> **Stated task**
Write out each line from the data below that includes the word "末日机甲".

= = = =

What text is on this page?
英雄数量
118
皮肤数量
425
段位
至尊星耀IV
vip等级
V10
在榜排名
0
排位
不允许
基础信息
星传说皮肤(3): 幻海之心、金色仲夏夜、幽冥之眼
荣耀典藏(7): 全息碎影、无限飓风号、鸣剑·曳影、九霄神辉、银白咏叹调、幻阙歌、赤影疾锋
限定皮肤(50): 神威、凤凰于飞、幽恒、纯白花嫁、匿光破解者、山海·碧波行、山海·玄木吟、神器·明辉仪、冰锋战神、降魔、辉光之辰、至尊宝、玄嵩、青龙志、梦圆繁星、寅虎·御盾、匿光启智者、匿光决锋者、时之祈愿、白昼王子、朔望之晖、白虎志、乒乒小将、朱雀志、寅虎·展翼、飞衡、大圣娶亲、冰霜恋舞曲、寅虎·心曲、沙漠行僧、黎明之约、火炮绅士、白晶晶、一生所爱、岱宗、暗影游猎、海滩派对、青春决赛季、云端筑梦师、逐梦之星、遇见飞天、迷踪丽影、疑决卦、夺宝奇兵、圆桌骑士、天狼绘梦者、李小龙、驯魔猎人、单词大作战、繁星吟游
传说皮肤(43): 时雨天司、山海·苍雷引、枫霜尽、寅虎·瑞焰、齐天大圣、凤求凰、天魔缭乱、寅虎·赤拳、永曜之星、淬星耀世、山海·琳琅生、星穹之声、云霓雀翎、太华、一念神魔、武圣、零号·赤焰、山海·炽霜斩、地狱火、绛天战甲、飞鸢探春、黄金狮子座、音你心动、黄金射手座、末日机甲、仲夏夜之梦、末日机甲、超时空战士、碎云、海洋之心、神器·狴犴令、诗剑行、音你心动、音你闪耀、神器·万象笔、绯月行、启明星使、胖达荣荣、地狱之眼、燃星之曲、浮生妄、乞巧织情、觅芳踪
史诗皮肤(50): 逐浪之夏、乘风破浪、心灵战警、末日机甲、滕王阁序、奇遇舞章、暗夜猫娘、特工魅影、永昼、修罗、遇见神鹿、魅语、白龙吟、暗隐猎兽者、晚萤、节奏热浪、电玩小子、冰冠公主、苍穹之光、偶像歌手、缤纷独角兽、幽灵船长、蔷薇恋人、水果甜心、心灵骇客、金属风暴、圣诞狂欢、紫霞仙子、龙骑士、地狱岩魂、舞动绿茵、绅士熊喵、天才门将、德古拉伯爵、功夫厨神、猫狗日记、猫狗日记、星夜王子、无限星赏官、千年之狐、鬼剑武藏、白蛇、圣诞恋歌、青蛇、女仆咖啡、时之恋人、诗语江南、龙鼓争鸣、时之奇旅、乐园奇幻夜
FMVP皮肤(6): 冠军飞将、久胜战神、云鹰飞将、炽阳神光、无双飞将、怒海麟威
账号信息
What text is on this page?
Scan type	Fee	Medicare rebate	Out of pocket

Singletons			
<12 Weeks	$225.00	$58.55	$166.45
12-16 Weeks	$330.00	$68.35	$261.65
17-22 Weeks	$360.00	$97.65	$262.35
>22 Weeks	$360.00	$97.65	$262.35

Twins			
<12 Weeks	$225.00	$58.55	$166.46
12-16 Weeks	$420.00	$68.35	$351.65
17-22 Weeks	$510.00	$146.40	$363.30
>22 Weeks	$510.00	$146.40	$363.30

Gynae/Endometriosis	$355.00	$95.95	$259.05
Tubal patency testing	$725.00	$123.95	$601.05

= = = =

> **Exercise result**
传说皮肤(43): 时雨天司、山海·苍雷引、枫霜尽、寅虎·瑞焰、齐天大圣、凤求凰、天魔缭乱、寅虎·赤拳、永曜之星、淬星耀世、山海·琳琅生、星穹之声、云霓雀翎、太华、一念神魔、武圣、零号·赤焰、山海·炽霜斩、地狱火、绛天战甲、飞鸢探春、黄金狮子座、音你心动、黄金射手座、末日机甲、仲夏夜之梦、末日机甲、超时空战士、碎云、海洋之心、神器·狴犴令、诗剑行、音你心动、音你闪耀、神器·万象笔、绯月行、启明星使、胖达荣荣、地狱之眼、燃星之曲、浮生妄、乞巧织情、觅芳踪
史诗皮肤(50): 逐浪之夏、乘风破浪、心灵战警、末日机甲、滕王阁序、奇遇舞章、暗夜猫娘、特工魅影、永昼、修罗、遇见神鹿、魅语、白龙吟、暗隐猎兽者、晚萤、节奏热浪、电玩小子、冰冠公主、苍穹之光、偶像歌手、缤纷独角兽、幽灵船长、蔷薇恋人、水果甜心、心灵骇客、金属风暴、圣诞狂欢、紫霞仙子、龙骑士、地狱岩魂、舞动绿茵、绅士熊喵、天才门将、德古拉伯爵、功夫厨神、猫狗日记、猫狗日记、星夜王子、无限星赏官、千年之狐、鬼剑武藏、白蛇、圣诞恋歌、青蛇、女仆咖啡、时之恋人、诗语江南、龙鼓争鸣、时之奇旅、乐园奇幻夜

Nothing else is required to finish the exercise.